Records from a collection of figures:
^^^^

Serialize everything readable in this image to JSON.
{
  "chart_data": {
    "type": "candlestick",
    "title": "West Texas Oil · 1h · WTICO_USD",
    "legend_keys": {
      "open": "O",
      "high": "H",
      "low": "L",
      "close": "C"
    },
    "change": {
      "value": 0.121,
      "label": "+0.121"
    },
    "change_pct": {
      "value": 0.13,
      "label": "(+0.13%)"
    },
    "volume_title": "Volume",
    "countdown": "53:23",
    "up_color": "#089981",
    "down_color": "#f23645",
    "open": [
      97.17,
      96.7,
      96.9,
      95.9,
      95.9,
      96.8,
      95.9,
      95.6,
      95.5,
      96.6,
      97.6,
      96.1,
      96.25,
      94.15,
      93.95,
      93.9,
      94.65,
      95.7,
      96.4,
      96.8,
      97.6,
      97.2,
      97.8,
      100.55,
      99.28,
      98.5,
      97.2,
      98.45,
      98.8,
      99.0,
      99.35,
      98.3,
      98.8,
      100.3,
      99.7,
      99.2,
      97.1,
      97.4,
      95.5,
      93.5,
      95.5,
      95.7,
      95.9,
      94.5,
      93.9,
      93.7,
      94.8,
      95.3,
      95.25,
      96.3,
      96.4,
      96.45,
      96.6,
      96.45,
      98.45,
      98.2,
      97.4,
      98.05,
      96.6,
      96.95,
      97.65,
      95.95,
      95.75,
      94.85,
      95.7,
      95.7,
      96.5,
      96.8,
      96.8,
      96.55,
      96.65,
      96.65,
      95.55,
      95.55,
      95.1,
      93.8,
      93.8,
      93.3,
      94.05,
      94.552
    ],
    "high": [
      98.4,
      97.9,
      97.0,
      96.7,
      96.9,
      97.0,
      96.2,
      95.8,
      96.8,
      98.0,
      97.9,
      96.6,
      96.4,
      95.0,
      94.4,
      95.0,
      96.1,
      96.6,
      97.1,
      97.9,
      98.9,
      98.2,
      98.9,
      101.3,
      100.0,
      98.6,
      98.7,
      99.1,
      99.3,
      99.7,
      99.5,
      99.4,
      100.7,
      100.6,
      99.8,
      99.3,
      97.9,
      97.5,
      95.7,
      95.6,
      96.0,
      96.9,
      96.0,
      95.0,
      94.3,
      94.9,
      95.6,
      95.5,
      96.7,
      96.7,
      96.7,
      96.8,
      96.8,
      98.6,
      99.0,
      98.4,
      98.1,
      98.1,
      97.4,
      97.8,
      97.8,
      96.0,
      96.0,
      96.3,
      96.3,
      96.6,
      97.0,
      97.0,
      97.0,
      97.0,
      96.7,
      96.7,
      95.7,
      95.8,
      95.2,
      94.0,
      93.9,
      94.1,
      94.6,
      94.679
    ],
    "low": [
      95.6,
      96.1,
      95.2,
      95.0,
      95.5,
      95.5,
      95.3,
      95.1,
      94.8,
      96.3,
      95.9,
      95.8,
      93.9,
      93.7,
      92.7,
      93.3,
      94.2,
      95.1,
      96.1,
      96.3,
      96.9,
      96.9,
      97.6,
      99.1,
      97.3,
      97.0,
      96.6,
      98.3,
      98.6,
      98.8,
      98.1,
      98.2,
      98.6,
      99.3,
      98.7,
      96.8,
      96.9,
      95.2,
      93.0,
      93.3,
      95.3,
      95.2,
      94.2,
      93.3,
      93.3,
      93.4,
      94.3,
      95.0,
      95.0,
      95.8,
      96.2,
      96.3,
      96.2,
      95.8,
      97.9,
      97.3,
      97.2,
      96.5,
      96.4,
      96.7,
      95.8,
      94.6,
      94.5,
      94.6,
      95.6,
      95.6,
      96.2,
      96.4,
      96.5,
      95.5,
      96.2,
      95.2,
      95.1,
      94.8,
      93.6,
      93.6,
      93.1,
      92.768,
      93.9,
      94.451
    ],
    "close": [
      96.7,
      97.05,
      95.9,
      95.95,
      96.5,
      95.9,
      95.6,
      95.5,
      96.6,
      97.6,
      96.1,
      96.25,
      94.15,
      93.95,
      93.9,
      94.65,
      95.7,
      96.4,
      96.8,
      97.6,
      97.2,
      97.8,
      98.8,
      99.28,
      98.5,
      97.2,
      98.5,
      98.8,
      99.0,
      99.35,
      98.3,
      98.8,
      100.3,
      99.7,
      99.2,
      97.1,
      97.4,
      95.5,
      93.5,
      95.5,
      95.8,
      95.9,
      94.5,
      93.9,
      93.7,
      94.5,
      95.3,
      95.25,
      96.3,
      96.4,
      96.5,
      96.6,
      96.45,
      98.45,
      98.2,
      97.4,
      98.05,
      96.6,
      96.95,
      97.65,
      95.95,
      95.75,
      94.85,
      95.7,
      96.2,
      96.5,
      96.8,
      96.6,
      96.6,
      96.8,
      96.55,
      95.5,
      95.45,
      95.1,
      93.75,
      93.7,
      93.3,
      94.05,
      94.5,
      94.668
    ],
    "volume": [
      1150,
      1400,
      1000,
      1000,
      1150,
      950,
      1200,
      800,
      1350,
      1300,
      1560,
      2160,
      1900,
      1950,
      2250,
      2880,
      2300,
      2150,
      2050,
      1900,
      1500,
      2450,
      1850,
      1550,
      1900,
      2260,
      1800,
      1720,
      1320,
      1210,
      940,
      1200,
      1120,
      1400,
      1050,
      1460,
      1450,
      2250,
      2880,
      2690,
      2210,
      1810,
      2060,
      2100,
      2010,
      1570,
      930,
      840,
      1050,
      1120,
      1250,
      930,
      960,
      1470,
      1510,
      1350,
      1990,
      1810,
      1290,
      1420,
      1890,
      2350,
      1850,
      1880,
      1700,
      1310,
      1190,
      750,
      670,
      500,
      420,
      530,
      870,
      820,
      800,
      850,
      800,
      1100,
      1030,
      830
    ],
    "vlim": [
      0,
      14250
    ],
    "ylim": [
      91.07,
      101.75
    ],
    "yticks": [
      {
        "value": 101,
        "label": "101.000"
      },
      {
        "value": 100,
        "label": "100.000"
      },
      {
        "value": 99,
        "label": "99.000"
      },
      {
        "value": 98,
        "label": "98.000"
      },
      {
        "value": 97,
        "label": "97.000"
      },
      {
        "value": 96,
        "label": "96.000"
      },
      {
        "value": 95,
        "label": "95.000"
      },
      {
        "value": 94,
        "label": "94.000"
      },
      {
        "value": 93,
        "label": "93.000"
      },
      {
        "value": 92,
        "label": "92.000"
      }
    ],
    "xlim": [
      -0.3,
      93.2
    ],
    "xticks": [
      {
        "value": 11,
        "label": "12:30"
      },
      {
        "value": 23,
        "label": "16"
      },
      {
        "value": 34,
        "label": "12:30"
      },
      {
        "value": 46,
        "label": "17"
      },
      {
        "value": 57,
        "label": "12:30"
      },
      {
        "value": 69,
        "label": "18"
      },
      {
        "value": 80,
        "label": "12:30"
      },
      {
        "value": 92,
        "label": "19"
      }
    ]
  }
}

^^^^

> [WHAT IS REQUIRED] Extract all of the data above without altering anything.

> [CORRECT RESPONSE]
Serialize everything readable in this image to JSON.
{
  "chart_data": {
    "type": "candlestick",
    "title": "West Texas Oil · 1h · WTICO_USD",
    "legend_keys": {
      "open": "O",
      "high": "H",
      "low": "L",
      "close": "C"
    },
    "change": {
      "value": 0.121,
      "label": "+0.121"
    },
    "change_pct": {
      "value": 0.13,
      "label": "(+0.13%)"
    },
    "volume_title": "Volume",
    "countdown": "53:23",
    "up_color": "#089981",
    "down_color": "#f23645",
    "open": [
      97.17,
      96.7,
      96.9,
      95.9,
      95.9,
      96.8,
      95.9,
      95.6,
      95.5,
      96.6,
      97.6,
      96.1,
      96.25,
      94.15,
      93.95,
      93.9,
      94.65,
      95.7,
      96.4,
      96.8,
      97.6,
      97.2,
      97.8,
      100.55,
      99.28,
      98.5,
      97.2,
      98.45,
      98.8,
      99.0,
      99.35,
      98.3,
      98.8,
      100.3,
      99.7,
      99.2,
      97.1,
      97.4,
      95.5,
      93.5,
      95.5,
      95.7,
      95.9,
      94.5,
      93.9,
      93.7,
      94.8,
      95.3,
      95.25,
      96.3,
      96.4,
      96.45,
      96.6,
      96.45,
      98.45,
      98.2,
      97.4,
      98.05,
      96.6,
      96.95,
      97.65,
      95.95,
      95.75,
      94.85,
      95.7,
      95.7,
      96.5,
      96.8,
      96.8,
      96.55,
      96.65,
      96.65,
      95.55,
      95.55,
      95.1,
      93.8,
      93.8,
      93.3,
      94.05,
      94.552
    ],
    "high": [
      98.4,
      97.9,
      97.0,
      96.7,
      96.9,
      97.0,
      96.2,
      95.8,
      96.8,
      98.0,
      97.9,
      96.6,
      96.4,
      95.0,
      94.4,
      95.0,
      96.1,
      96.6,
      97.1,
      97.9,
      98.9,
      98.2,
      98.9,
      101.3,
      100.0,
      98.6,
      98.7,
      99.1,
      99.3,
      99.7,
      99.5,
      99.4,
      100.7,
      100.6,
      99.8,
      99.3,
      97.9,
      97.5,
      95.7,
      95.6,
      96.0,
      96.9,
      96.0,
      95.0,
      94.3,
      94.9,
      95.6,
      95.5,
      96.7,
      96.7,
      96.7,
      96.8,
      96.8,
      98.6,
      99.0,
      98.4,
      98.1,
      98.1,
      97.4,
      97.8,
      97.8,
      96.0,
      96.0,
      96.3,
      96.3,
      96.6,
      97.0,
      97.0,
      97.0,
      97.0,
      96.7,
      96.7,
      95.7,
      95.8,
      95.2,
      94.0,
      93.9,
      94.1,
      94.6,
      94.679
    ],
    "low": [
      95.6,
      96.1,
      95.2,
      95.0,
      95.5,
      95.5,
      95.3,
      95.1,
      94.8,
      96.3,
      95.9,
      95.8,
      93.9,
      93.7,
      92.7,
      93.3,
      94.2,
      95.1,
      96.1,
      96.3,
      96.9,
      96.9,
      97.6,
      99.1,
      97.3,
      97.0,
      96.6,
      98.3,
      98.6,
      98.8,
      98.1,
      98.2,
      98.6,
      99.3,
      98.7,
      96.8,
      96.9,
      95.2,
      93.0,
      93.3,
      95.3,
      95.2,
      94.2,
      93.3,
      93.3,
      93.4,
      94.3,
      95.0,
      95.0,
      95.8,
      96.2,
      96.3,
      96.2,
      95.8,
      97.9,
      97.3,
      97.2,
      96.5,
      96.4,
      96.7,
      95.8,
      94.6,
      94.5,
      94.6,
      95.6,
      95.6,
      96.2,
      96.4,
      96.5,
      95.5,
      96.2,
      95.2,
      95.1,
      94.8,
      93.6,
      93.6,
      93.1,
      92.768,
      93.9,
      94.451
    ],
    "close": [
      96.7,
      97.05,
      95.9,
      95.95,
      96.5,
      95.9,
      95.6,
      95.5,
      96.6,
      97.6,
      96.1,
      96.25,
      94.15,
      93.95,
      93.9,
      94.65,
      95.7,
      96.4,
      96.8,
      97.6,
      97.2,
      97.8,
      98.8,
      99.28,
      98.5,
      97.2,
      98.5,
      98.8,
      99.0,
      99.35,
      98.3,
      98.8,
      100.3,
      99.7,
      99.2,
      97.1,
      97.4,
      95.5,
      93.5,
      95.5,
      95.8,
      95.9,
      94.5,
      93.9,
      93.7,
      94.5,
      95.3,
      95.25,
      96.3,
      96.4,
      96.5,
      96.6,
      96.45,
      98.45,
      98.2,
      97.4,
      98.05,
      96.6,
      96.95,
      97.65,
      95.95,
      95.75,
      94.85,
      95.7,
      96.2,
      96.5,
      96.8,
      96.6,
      96.6,
      96.8,
      96.55,
      95.5,
      95.45,
      95.1,
      93.75,
      93.7,
      93.3,
      94.05,
      94.5,
      94.668
    ],
    "volume": [
      1150,
      1400,
      1000,
      1000,
      1150,
      950,
      1200,
      800,
      1350,
      1300,
      1560,
      2160,
      1900,
      1950,
      2250,
      2880,
      2300,
      2150,
      2050,
      1900,
      1500,
      2450,
      1850,
      1550,
      1900,
      2260,
      1800,
      1720,
      1320,
      1210,
      940,
      1200,
      1120,
      1400,
      1050,
      1460,
      1450,
      2250,
      2880,
      2690,
      2210,
      1810,
      2060,
      2100,
      2010,
      1570,
      930,
      840,
      1050,
      1120,
      1250,
      930,
      960,
      1470,
      1510,
      1350,
      1990,
      1810,
      1290,
      1420,
      1890,
      2350,
      1850,
      1880,
      1700,
      1310,
      1190,
      750,
      670,
      500,
      420,
      530,
      870,
      820,
      800,
      850,
      800,
      1100,
      1030,
      830
    ],
    "vlim": [
      0,
      14250
    ],
    "ylim": [
      91.07,
      101.75
    ],
    "yticks": [
      {
        "value": 101,
        "label": "101.000"
      },
      {
        "value": 100,
        "label": "100.000"
      },
      {
        "value": 99,
        "label": "99.000"
      },
      {
        "value": 98,
        "label": "98.000"
      },
      {
        "value": 97,
        "label": "97.000"
      },
      {
        "value": 96,
        "label": "96.000"
      },
      {
        "value": 95,
        "label": "95.000"
      },
      {
        "value": 94,
        "label": "94.000"
      },
      {
        "value": 93,
        "label": "93.000"
      },
      {
        "value": 92,
        "label": "92.000"
      }
    ],
    "xlim": [
      -0.3,
      93.2
    ],
    "xticks": [
      {
        "value": 11,
        "label": "12:30"
      },
      {
        "value": 23,
        "label": "16"
      },
      {
        "value": 34,
        "label": "12:30"
      },
      {
        "value": 46,
        "label": "17"
      },
      {
        "value": 57,
        "label": "12:30"
      },
      {
        "value": 69,
        "label": "18"
      },
      {
        "value": 80,
        "label": "12:30"
      },
      {
        "value": 92,
        "label": "19"
      }
    ]
  }
}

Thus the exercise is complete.